--- BEGIN Task data ---

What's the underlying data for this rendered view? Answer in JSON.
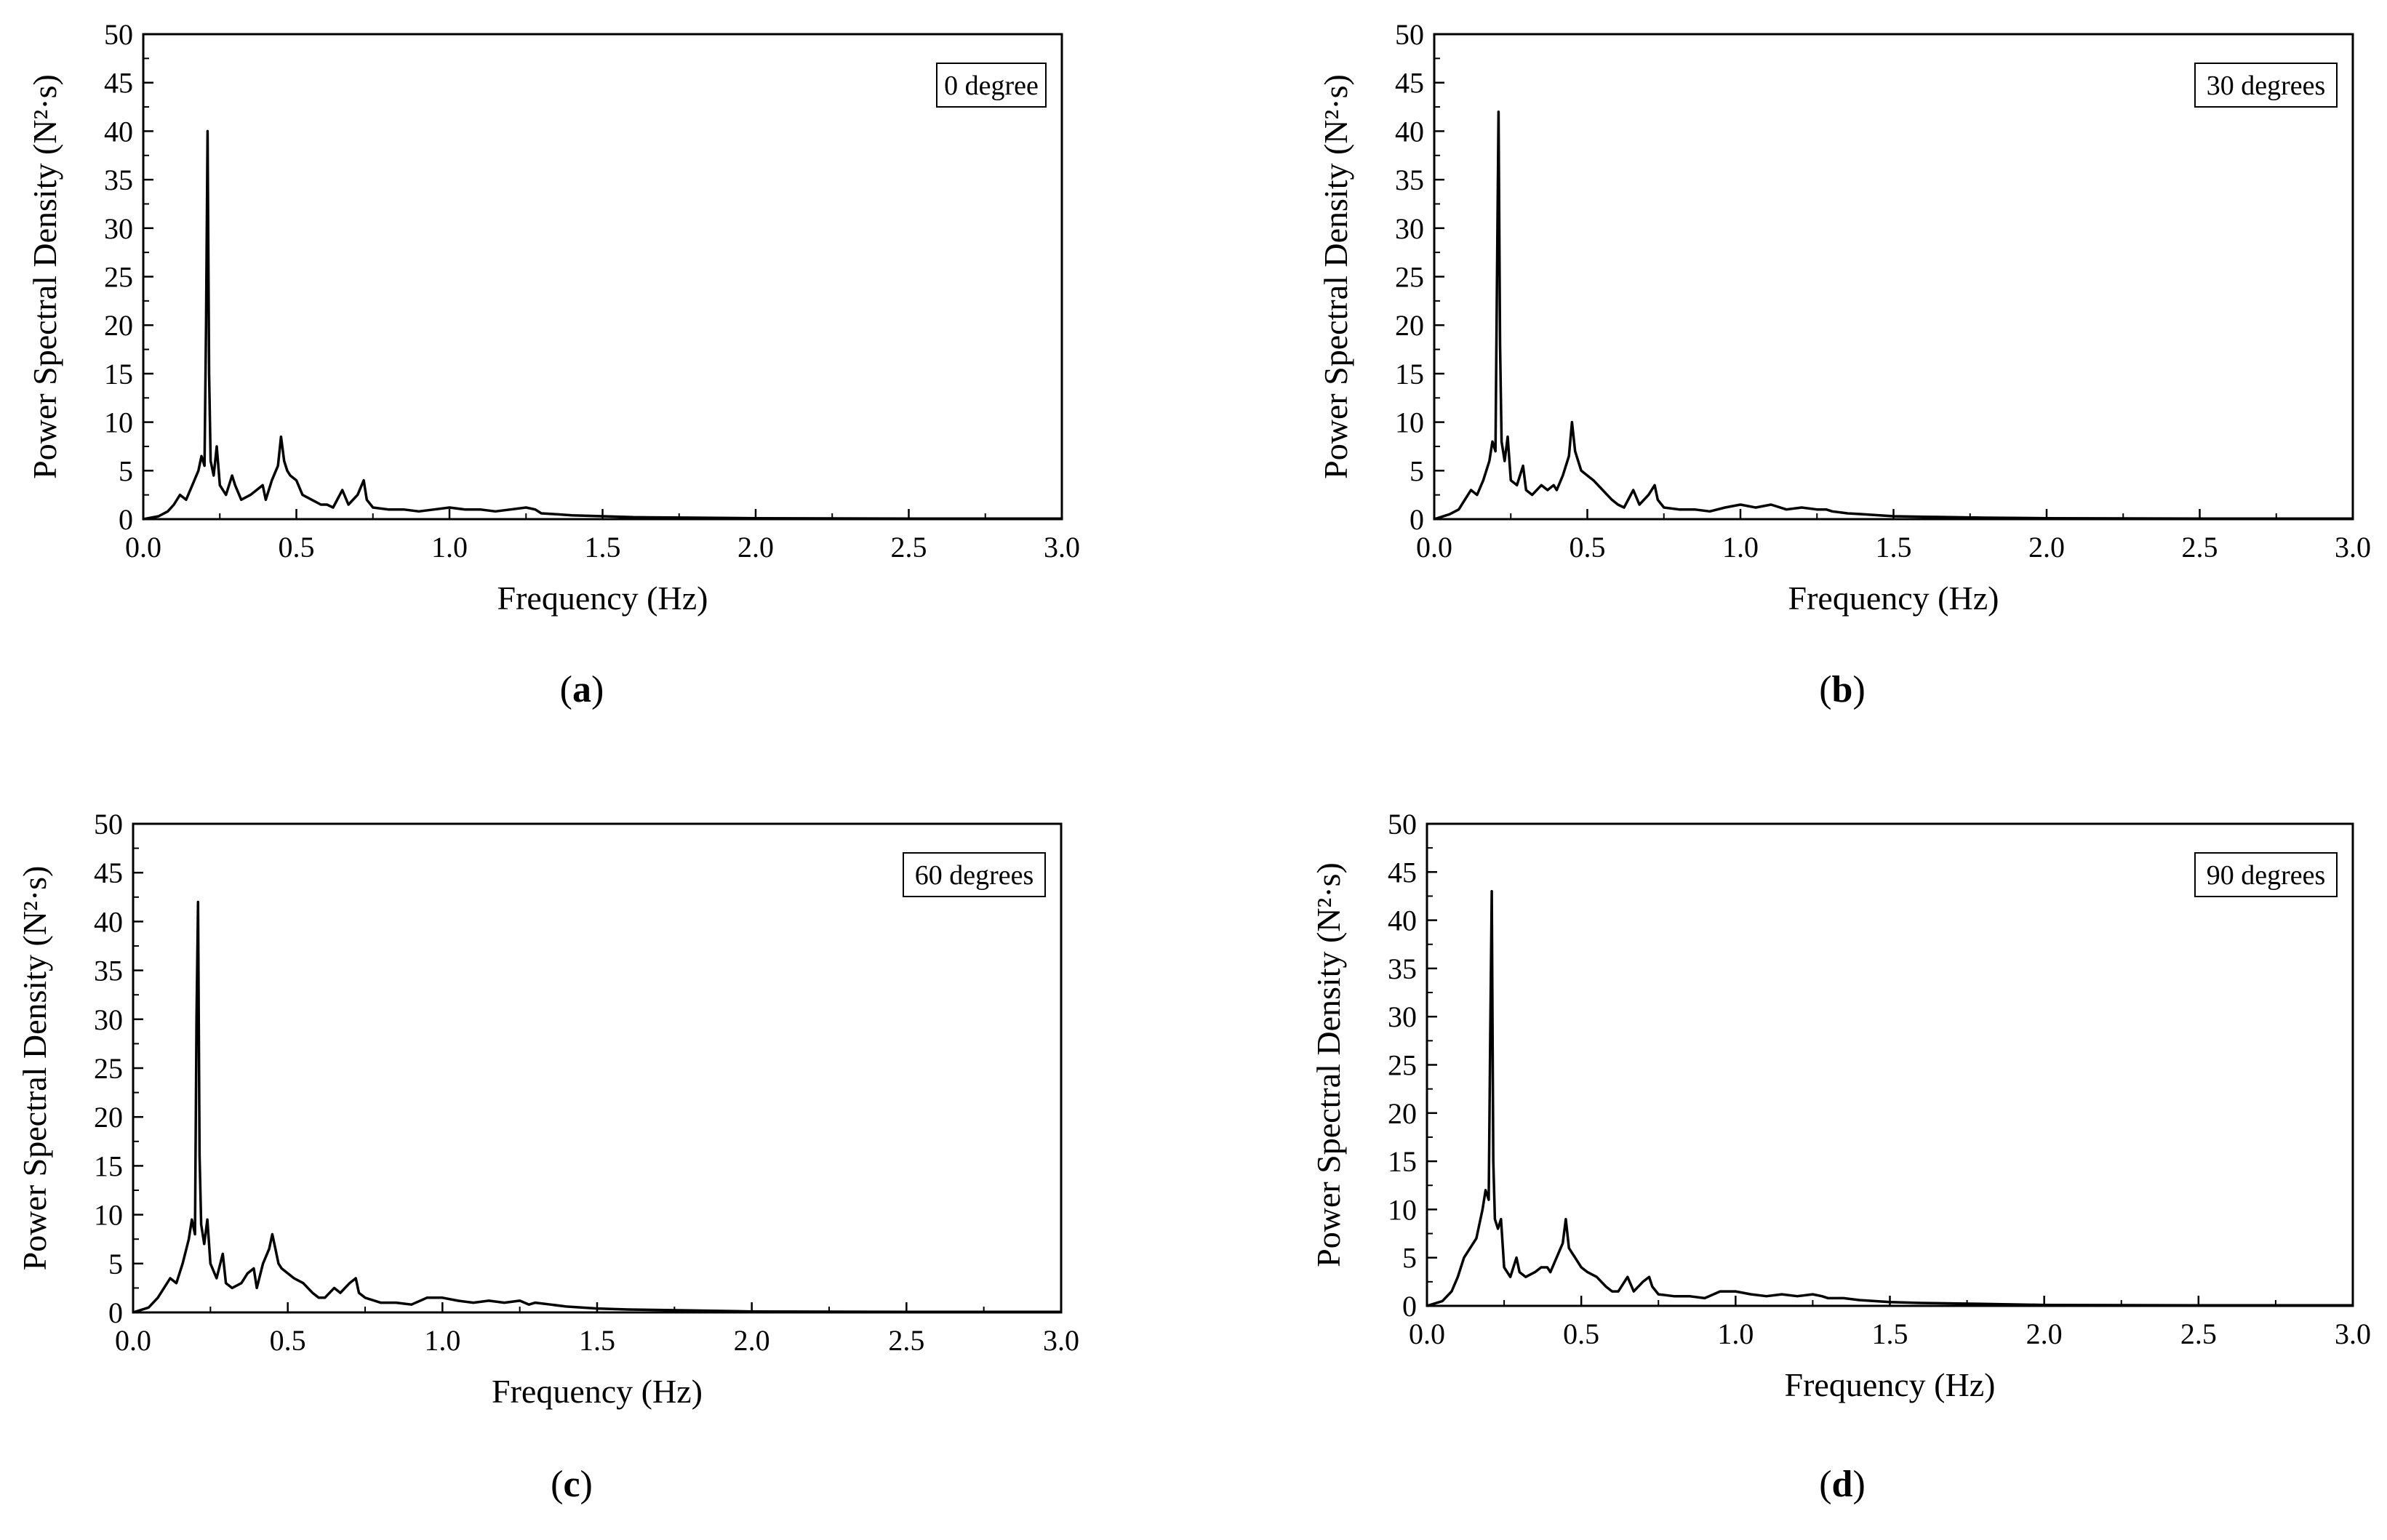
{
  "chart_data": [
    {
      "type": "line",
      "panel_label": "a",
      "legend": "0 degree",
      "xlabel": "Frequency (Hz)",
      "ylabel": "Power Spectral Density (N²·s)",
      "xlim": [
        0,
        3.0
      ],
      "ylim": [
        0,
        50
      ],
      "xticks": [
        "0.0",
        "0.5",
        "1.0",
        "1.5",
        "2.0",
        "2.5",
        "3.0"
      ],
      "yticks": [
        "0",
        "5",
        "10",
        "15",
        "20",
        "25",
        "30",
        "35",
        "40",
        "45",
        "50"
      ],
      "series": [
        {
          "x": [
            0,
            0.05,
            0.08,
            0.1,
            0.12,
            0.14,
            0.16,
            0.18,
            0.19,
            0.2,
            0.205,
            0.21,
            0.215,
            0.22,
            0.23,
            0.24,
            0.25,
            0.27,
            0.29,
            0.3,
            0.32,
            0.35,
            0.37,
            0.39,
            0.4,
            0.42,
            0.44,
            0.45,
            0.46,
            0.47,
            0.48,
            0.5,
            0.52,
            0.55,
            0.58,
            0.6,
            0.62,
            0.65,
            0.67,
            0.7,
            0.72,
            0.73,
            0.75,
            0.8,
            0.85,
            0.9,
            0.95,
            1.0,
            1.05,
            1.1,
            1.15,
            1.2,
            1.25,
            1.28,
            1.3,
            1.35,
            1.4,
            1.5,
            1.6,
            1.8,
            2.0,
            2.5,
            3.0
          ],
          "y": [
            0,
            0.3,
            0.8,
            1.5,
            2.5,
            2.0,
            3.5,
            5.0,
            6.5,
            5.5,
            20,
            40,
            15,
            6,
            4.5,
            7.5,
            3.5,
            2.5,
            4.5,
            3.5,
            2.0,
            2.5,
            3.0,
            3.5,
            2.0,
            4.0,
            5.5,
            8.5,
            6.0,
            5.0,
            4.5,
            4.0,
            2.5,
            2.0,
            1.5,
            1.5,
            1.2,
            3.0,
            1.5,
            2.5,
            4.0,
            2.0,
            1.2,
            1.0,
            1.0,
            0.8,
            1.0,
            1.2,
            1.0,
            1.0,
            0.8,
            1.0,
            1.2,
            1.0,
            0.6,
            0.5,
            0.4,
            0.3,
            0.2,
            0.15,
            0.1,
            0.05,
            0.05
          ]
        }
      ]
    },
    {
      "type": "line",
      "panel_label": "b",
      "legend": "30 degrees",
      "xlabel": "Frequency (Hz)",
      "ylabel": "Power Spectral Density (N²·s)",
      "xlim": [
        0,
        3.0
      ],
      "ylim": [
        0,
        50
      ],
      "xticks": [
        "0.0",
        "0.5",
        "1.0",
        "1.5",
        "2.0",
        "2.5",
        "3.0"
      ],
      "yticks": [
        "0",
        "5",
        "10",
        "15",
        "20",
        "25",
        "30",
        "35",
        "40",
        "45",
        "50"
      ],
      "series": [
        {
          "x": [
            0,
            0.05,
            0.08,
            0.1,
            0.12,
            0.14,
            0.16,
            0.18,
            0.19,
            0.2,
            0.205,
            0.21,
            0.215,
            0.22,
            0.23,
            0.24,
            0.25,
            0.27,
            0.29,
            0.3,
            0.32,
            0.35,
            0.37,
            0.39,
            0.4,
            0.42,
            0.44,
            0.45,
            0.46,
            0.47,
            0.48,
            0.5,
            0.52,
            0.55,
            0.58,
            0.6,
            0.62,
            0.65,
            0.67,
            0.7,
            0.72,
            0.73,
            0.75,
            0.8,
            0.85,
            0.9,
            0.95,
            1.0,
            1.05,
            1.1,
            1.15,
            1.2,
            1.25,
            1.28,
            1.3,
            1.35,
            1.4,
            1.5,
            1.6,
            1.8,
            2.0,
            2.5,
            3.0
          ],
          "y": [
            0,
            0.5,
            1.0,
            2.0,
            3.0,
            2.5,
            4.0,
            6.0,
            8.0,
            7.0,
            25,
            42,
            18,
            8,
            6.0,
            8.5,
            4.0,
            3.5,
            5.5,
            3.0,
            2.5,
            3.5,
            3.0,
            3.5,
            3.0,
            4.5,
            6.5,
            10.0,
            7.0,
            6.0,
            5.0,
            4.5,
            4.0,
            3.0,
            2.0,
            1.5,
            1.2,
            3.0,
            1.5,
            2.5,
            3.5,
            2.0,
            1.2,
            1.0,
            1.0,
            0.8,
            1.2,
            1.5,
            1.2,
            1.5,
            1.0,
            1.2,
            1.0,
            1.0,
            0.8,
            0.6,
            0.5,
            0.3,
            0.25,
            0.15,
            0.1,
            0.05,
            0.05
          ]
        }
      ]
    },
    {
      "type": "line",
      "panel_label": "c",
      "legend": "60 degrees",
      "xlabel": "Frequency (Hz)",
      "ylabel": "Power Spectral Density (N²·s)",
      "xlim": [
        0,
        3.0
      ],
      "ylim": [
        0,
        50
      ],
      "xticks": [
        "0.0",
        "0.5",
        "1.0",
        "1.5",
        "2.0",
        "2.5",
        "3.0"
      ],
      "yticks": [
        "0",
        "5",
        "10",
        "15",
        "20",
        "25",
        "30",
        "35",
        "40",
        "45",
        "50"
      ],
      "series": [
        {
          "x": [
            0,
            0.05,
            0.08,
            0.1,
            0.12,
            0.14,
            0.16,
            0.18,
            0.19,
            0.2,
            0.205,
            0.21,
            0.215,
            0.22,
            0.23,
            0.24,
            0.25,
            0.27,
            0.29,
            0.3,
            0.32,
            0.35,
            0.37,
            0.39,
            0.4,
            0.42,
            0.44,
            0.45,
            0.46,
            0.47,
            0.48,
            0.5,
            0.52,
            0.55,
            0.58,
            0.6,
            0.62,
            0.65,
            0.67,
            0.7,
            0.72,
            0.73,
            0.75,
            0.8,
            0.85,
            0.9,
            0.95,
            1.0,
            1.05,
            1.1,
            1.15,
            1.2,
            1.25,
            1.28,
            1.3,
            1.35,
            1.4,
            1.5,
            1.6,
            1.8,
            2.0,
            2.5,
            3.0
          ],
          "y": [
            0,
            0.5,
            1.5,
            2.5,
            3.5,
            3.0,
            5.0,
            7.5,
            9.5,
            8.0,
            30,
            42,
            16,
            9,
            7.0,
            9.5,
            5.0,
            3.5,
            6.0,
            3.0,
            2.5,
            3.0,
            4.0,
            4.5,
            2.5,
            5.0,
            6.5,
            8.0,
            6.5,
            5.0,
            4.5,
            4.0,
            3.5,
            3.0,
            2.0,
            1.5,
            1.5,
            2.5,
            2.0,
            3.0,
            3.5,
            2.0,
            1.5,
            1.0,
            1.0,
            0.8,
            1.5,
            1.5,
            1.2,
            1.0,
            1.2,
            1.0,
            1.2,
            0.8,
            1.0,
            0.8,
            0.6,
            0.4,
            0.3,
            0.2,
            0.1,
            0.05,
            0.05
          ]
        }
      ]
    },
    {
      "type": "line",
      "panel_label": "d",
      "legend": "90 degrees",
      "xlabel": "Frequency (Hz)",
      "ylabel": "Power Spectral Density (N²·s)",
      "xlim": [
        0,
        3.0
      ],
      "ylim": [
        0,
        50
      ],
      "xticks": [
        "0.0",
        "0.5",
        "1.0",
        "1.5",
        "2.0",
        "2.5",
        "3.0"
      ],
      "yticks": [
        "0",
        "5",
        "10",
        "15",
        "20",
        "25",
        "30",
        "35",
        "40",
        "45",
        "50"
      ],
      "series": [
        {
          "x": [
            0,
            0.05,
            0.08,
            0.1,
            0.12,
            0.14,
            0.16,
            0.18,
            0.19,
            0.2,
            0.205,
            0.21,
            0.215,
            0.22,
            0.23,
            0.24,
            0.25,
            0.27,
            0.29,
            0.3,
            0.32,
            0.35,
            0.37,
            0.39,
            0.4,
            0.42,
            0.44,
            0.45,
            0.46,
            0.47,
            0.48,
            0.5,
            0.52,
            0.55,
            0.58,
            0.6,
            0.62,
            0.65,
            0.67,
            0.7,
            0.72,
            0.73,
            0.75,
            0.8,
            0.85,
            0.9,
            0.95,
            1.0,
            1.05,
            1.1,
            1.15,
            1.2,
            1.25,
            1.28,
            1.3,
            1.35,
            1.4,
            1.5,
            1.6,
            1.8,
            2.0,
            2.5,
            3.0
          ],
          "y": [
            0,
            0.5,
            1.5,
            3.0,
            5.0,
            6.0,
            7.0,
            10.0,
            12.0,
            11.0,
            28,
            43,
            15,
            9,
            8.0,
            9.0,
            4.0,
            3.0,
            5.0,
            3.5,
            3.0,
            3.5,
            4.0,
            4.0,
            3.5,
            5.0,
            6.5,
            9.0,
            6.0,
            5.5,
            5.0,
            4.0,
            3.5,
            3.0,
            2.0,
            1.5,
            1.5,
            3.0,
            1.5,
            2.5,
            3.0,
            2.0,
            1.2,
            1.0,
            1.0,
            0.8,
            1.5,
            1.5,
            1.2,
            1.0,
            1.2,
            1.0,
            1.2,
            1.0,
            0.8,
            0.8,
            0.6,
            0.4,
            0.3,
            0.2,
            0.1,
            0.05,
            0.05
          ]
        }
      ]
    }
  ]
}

--- END Task data ---

Goal |
Identify each line containing the string "degrees" and copy it out.

Finished task |
      "legend": "30 degrees",
      "legend": "60 degrees",
      "legend": "90 degrees",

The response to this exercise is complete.